= TASK INSTRUCTIONS =
Retype every line of the entries below without changing anything.

= RECORDS TO PROCESS =
↓

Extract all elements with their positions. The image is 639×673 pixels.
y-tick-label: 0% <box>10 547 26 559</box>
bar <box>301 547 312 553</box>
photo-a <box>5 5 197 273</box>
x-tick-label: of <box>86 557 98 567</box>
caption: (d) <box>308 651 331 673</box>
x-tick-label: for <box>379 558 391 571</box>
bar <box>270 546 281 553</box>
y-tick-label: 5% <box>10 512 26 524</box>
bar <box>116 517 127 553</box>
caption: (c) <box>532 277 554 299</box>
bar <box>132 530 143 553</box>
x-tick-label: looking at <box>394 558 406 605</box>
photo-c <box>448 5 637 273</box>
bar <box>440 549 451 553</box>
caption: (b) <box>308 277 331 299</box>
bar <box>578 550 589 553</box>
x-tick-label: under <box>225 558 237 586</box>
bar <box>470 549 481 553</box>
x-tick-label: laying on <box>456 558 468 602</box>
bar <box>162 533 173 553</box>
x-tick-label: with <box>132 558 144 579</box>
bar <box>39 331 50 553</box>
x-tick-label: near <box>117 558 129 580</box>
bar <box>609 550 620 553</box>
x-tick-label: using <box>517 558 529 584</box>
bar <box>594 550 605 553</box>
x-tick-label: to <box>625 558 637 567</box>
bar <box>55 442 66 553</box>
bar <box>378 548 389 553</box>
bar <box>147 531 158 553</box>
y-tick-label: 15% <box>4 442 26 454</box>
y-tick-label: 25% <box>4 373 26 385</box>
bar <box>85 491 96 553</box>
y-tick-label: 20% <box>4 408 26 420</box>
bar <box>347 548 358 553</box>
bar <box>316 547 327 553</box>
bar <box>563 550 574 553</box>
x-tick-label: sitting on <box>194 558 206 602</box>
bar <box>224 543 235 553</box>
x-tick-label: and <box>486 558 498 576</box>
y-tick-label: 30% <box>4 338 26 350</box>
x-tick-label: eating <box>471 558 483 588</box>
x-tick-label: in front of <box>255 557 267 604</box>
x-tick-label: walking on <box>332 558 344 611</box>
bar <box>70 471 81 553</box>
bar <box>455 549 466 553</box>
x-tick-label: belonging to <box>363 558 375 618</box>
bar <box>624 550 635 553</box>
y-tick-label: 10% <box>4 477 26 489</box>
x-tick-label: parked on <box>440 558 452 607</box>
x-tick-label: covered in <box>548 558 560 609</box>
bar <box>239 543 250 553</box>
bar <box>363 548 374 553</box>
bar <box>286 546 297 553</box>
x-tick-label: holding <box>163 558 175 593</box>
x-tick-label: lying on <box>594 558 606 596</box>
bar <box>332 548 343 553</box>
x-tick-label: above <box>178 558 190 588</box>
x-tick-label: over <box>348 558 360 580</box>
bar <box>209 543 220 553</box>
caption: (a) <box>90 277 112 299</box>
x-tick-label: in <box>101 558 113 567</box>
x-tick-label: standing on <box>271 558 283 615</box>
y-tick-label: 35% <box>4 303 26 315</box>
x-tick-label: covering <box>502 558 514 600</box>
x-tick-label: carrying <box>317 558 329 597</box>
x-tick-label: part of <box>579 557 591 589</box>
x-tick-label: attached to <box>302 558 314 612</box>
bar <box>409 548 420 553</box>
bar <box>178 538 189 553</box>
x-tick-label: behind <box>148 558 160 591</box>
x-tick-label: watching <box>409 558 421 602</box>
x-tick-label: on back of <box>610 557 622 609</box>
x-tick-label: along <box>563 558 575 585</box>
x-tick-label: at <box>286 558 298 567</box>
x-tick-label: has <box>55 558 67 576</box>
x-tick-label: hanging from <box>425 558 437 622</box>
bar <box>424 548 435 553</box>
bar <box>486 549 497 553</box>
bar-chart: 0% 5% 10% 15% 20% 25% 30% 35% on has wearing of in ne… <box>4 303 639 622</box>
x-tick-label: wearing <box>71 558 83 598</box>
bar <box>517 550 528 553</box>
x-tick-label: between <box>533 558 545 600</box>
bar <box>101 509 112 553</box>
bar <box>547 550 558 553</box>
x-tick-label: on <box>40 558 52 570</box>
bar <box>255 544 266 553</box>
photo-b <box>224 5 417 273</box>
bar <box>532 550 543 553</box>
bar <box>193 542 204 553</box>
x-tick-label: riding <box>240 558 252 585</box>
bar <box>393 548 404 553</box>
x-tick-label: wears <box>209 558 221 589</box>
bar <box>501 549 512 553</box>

↑

= OUTPUT FOR THIS EXERCISE =
Extract all elements with their positions. The image is 639×673 pixels.
y-tick-label: 0% <box>10 547 26 559</box>
bar <box>301 547 312 553</box>
photo-a <box>5 5 197 273</box>
x-tick-label: of <box>86 557 98 567</box>
caption: (d) <box>308 651 331 673</box>
x-tick-label: for <box>379 558 391 571</box>
bar <box>270 546 281 553</box>
y-tick-label: 5% <box>10 512 26 524</box>
bar <box>116 517 127 553</box>
caption: (c) <box>532 277 554 299</box>
bar <box>132 530 143 553</box>
x-tick-label: looking at <box>394 558 406 605</box>
photo-c <box>448 5 637 273</box>
bar <box>440 549 451 553</box>
caption: (b) <box>308 277 331 299</box>
bar <box>578 550 589 553</box>
x-tick-label: under <box>225 558 237 586</box>
bar <box>470 549 481 553</box>
x-tick-label: laying on <box>456 558 468 602</box>
bar <box>162 533 173 553</box>
x-tick-label: with <box>132 558 144 579</box>
bar <box>39 331 50 553</box>
x-tick-label: near <box>117 558 129 580</box>
bar <box>609 550 620 553</box>
x-tick-label: using <box>517 558 529 584</box>
bar <box>594 550 605 553</box>
x-tick-label: to <box>625 558 637 567</box>
bar <box>55 442 66 553</box>
bar <box>378 548 389 553</box>
bar <box>147 531 158 553</box>
y-tick-label: 15% <box>4 442 26 454</box>
y-tick-label: 25% <box>4 373 26 385</box>
bar <box>85 491 96 553</box>
y-tick-label: 20% <box>4 408 26 420</box>
bar <box>347 548 358 553</box>
bar <box>316 547 327 553</box>
bar <box>563 550 574 553</box>
x-tick-label: sitting on <box>194 558 206 602</box>
bar <box>224 543 235 553</box>
x-tick-label: and <box>486 558 498 576</box>
y-tick-label: 30% <box>4 338 26 350</box>
x-tick-label: eating <box>471 558 483 588</box>
x-tick-label: in front of <box>255 557 267 604</box>
x-tick-label: walking on <box>332 558 344 611</box>
bar <box>70 471 81 553</box>
bar <box>455 549 466 553</box>
x-tick-label: belonging to <box>363 558 375 618</box>
bar <box>624 550 635 553</box>
y-tick-label: 10% <box>4 477 26 489</box>
x-tick-label: parked on <box>440 558 452 607</box>
x-tick-label: covered in <box>548 558 560 609</box>
bar <box>239 543 250 553</box>
bar <box>363 548 374 553</box>
bar <box>286 546 297 553</box>
x-tick-label: holding <box>163 558 175 593</box>
x-tick-label: lying on <box>594 558 606 596</box>
bar <box>332 548 343 553</box>
x-tick-label: above <box>178 558 190 588</box>
x-tick-label: over <box>348 558 360 580</box>
bar <box>209 543 220 553</box>
caption: (a) <box>90 277 112 299</box>
x-tick-label: in <box>101 558 113 567</box>
x-tick-label: standing on <box>271 558 283 615</box>
y-tick-label: 35% <box>4 303 26 315</box>
x-tick-label: covering <box>502 558 514 600</box>
x-tick-label: carrying <box>317 558 329 597</box>
x-tick-label: part of <box>579 557 591 589</box>
x-tick-label: attached to <box>302 558 314 612</box>
bar <box>409 548 420 553</box>
bar <box>178 538 189 553</box>
x-tick-label: behind <box>148 558 160 591</box>
x-tick-label: watching <box>409 558 421 602</box>
x-tick-label: on back of <box>610 557 622 609</box>
x-tick-label: along <box>563 558 575 585</box>
x-tick-label: at <box>286 558 298 567</box>
x-tick-label: has <box>55 558 67 576</box>
x-tick-label: hanging from <box>425 558 437 622</box>
bar <box>424 548 435 553</box>
bar <box>486 549 497 553</box>
bar-chart: 0% 5% 10% 15% 20% 25% 30% 35% on has wearing of in ne… <box>4 303 639 622</box>
x-tick-label: wearing <box>71 558 83 598</box>
bar <box>517 550 528 553</box>
x-tick-label: between <box>533 558 545 600</box>
bar <box>101 509 112 553</box>
bar <box>547 550 558 553</box>
x-tick-label: on <box>40 558 52 570</box>
bar <box>255 544 266 553</box>
photo-b <box>224 5 417 273</box>
bar <box>532 550 543 553</box>
bar <box>193 542 204 553</box>
x-tick-label: riding <box>240 558 252 585</box>
bar <box>393 548 404 553</box>
x-tick-label: wears <box>209 558 221 589</box>
bar <box>501 549 512 553</box>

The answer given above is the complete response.